══ 読解用本文 ══
埼玉県さいたま市には盆栽の聖地と呼ばれる「盆栽村」があり、その近くには「大宮盆栽美術館」があります。
近年、盆栽は人気があり、外国人からも熱い視線を送られていますよね!
そんな盆栽について盆栽のボの字も知らぬ素人が、盆栽美術館や盆栽の聖地を散策してその魅力を探りました。
盆栽はどのように鑑賞するのか?なども交えながら、大宮盆栽美術館と盆栽村の見どころを紹介します。
目次
『大宮盆栽美術館と盆栽町散策』盆栽の人気の秘密に迫る!
埼玉県さいたま市には、盆栽園が集まる「盆栽村」という地域があります。
正式な住所も盆栽町で、ここは盆栽の聖地といわれているんですよ!
近年は近隣に「大宮盆栽美術館」も設立され、聖地の座を揺るぎないものにしつつあるようです。
一方、私自身はその盆栽聖地に、比較的近い地域に長く住んでいたりします。
しかしながら今まで盆栽に興味がなく、盆栽町に行ったこともなかったんですねぇ。
近年外国人にも注目されている盆栽。
その人気の秘密を探るべく、ふと思い立って大宮盆栽美術館と盆栽村周辺の散策に出かけてみました。
『大宮盆栽美術館』 世界初の盆栽専門美術館
最寄駅のJR土呂駅から大宮盆栽美術館に向かい、さらに東武鉄道・大宮公園駅近くの盆栽村までを歩きます。
「大宮盆栽美術館」 名品盆栽120点以上を公開
「大宮盆栽美術館」は盆栽に特化した世界初の美術館として、2010年3月に開館した市立美術館です。
さいたま市の盆栽文化振興の中心となる施設になります。
地元からすると、悲願の設立だったでしょうねえ。
建物は和風で、落ち着いた雰囲気です。
こちらには日本を代表する名品盆栽が120点以上公開されているらしいです。
この美術館で盆栽にグッと感じるものが無ければ、自分は盆栽とは無縁、ということになりそうですな(苦笑)。
チケットを購入して中へ。
ロビー内は撮影OKですが、ギャラリーと展示室内は撮影不可でした。
「コレクションギャラリー」 盆栽の見方も紹介!
コレクションギャラリーには、 ギャラリーや座敷飾りの展示があります。
が、その前に「プロローグ」と称して、盆栽の見方が紹介されてました。
そうそう、初心者に優しくなくっちゃ!
ということで、以下、紹介されていた盆栽の見方を記載しておきますね。
- 1.正面を見極める:
正面と裏があり、正面に向け首を垂れているなど、枝ぶりでわかるそうだ。
═══
══ データ一覧 ══
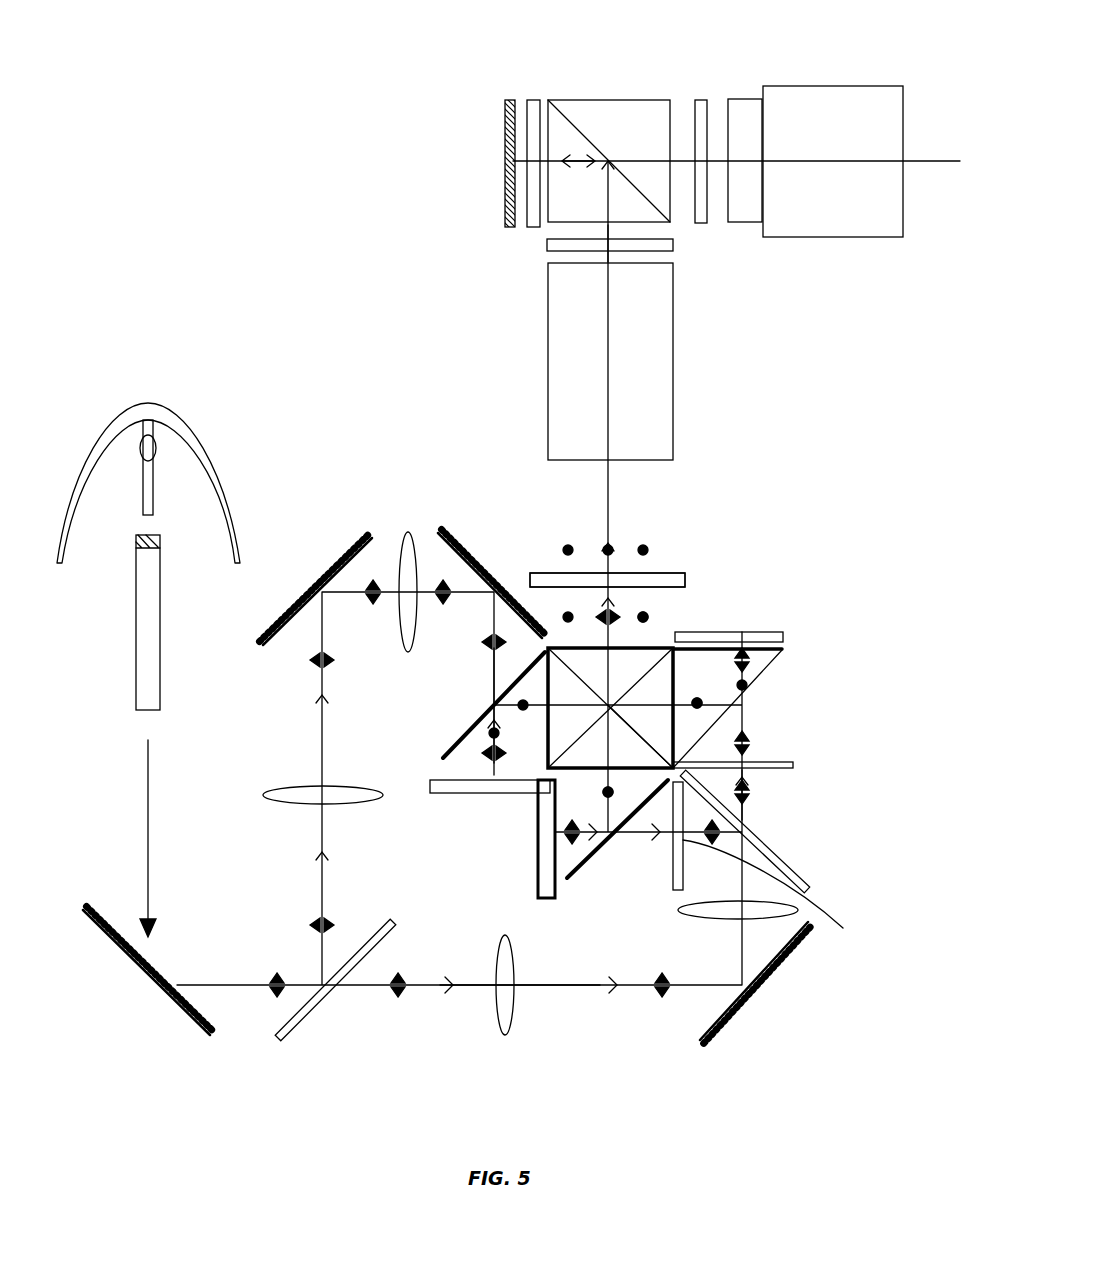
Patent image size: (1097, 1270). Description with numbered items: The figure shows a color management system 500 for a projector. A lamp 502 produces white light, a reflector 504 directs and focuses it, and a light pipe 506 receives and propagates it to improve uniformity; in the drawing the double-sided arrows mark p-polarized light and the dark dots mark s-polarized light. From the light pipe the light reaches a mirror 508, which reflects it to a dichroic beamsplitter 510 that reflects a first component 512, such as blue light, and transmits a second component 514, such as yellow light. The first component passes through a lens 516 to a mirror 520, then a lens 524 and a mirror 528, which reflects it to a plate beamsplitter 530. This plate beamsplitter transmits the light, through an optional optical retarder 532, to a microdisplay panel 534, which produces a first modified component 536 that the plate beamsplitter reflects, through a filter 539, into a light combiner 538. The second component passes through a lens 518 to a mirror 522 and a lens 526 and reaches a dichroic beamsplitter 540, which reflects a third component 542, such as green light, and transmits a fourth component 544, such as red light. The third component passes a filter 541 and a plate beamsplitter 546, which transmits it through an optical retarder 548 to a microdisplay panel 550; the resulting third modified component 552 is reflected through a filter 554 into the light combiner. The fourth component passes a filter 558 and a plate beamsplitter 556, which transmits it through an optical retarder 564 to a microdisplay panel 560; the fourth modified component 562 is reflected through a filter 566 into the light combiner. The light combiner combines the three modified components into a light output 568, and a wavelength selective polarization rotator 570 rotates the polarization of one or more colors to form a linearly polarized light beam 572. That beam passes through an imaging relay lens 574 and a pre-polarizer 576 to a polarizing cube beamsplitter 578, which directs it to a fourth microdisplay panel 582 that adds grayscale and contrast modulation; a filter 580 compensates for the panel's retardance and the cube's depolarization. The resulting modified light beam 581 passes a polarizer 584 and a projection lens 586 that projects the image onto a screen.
═══
══ データ一覧 ══
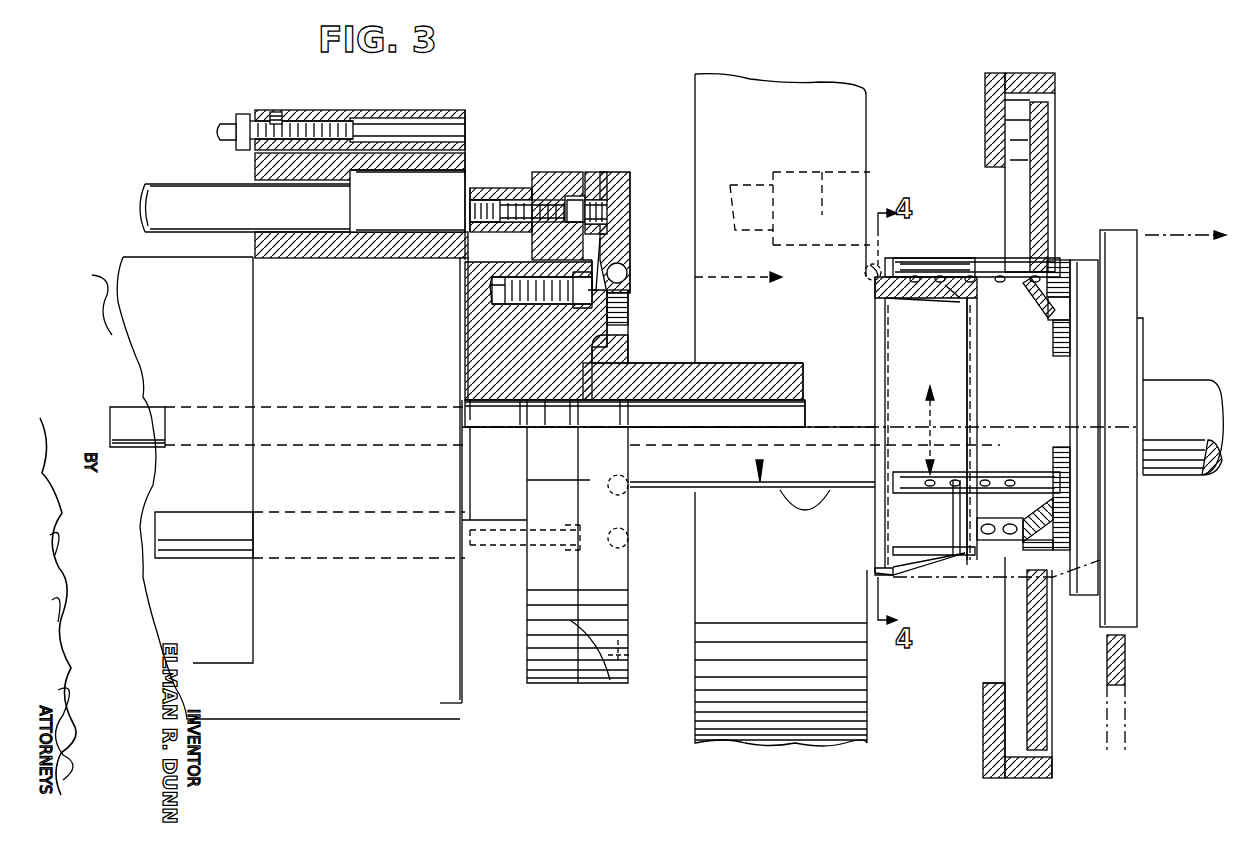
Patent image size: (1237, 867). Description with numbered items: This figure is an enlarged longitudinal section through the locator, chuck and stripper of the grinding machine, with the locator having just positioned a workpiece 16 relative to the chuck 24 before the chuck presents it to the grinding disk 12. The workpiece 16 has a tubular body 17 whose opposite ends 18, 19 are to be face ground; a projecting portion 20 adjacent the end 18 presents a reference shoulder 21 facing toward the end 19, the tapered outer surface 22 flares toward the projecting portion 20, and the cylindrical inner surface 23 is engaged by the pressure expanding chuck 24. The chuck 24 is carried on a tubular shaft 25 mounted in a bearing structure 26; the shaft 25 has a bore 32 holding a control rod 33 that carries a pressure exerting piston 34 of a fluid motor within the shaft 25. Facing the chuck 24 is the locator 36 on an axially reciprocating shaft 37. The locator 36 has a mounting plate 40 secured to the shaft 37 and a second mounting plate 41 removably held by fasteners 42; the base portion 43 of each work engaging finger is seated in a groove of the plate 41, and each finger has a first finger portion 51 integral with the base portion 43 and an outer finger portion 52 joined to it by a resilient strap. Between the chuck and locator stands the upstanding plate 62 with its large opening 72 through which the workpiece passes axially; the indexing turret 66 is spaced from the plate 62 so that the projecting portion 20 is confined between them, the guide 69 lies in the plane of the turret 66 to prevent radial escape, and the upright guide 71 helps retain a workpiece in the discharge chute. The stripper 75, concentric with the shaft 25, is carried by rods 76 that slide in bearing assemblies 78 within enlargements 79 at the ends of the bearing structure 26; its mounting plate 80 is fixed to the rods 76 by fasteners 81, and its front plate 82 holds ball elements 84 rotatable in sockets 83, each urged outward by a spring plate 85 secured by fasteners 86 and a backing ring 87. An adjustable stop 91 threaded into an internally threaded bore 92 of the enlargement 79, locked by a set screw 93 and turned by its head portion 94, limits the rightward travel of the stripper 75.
═══
課題の要件 -> 本文のうち、「埼玉県さいたま市には、盆栽園が集まる「盆栽村」という地域があります。」を含む語句で始まり「地元からすると、悲願の設立だったでしょうねえ。」で終わる部分を、一字も変えずに書き写すこと。 データは本文とは切り離された別の資料である。

演習の結果 ->
埼玉県さいたま市には、盆栽園が集まる「盆栽村」という地域があります。
正式な住所も盆栽町で、ここは盆栽の聖地といわれているんですよ!
近年は近隣に「大宮盆栽美術館」も設立され、聖地の座を揺るぎないものにしつつあるようです。
一方、私自身はその盆栽聖地に、比較的近い地域に長く住んでいたりします。
しかしながら今まで盆栽に興味がなく、盆栽町に行ったこともなかったんですねぇ。
近年外国人にも注目されている盆栽。
その人気の秘密を探るべく、ふと思い立って大宮盆栽美術館と盆栽村周辺の散策に出かけてみました。
『大宮盆栽美術館』 世界初の盆栽専門美術館
最寄駅のJR土呂駅から大宮盆栽美術館に向かい、さらに東武鉄道・大宮公園駅近くの盆栽村までを歩きます。
「大宮盆栽美術館」 名品盆栽120点以上を公開
「大宮盆栽美術館」は盆栽に特化した世界初の美術館として、2010年3月に開館した市立美術館です。
さいたま市の盆栽文化振興の中心となる施設になります。
地元からすると、悲願の設立だったでしょうねえ。